Copy all lines in which the word "name" can be found.
##########
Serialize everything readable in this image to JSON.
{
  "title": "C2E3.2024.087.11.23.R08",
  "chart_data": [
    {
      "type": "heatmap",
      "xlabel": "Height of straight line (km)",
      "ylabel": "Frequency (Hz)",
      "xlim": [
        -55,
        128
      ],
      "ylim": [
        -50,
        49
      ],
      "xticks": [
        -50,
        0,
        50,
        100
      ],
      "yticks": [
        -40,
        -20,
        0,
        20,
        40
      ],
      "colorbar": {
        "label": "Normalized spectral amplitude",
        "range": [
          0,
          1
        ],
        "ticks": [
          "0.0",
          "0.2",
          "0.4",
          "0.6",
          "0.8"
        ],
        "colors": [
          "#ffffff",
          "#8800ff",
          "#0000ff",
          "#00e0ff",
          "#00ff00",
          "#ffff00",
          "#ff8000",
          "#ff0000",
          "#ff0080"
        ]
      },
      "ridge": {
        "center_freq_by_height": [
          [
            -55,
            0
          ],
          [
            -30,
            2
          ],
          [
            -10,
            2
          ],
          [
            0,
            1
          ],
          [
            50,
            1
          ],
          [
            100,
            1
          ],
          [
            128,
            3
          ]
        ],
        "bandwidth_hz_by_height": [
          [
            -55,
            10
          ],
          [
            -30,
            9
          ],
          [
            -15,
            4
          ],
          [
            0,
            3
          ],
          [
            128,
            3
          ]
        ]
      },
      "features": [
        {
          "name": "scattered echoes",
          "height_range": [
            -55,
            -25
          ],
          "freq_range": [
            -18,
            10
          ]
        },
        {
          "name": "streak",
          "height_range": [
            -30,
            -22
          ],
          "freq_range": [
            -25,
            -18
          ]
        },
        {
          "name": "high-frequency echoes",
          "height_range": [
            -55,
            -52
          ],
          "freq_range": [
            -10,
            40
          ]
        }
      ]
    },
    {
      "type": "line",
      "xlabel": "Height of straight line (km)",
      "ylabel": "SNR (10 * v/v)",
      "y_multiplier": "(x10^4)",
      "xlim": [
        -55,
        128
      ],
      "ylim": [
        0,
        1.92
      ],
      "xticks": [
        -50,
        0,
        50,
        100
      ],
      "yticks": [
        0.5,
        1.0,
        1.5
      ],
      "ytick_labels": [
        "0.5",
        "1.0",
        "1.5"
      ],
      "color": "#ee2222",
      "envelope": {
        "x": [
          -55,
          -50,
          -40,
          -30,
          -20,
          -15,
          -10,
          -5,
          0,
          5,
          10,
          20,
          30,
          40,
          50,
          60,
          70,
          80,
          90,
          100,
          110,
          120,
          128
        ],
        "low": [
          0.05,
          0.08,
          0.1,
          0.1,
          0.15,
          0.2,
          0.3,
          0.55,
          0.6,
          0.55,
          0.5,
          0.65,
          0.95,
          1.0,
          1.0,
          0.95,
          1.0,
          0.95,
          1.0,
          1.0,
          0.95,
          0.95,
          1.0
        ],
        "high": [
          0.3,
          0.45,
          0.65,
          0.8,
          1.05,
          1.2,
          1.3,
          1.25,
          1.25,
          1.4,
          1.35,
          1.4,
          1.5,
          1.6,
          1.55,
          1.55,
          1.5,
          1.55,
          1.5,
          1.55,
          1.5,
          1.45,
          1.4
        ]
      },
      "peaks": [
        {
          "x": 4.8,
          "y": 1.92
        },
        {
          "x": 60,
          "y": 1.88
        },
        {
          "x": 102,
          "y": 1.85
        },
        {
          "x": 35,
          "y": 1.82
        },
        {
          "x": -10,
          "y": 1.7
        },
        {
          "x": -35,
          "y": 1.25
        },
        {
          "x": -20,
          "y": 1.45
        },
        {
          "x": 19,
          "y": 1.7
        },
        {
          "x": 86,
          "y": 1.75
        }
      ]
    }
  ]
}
##########
Result for this task:
          "name": "scattered echoes",
          "name": "streak",
          "name": "high-frequency echoes",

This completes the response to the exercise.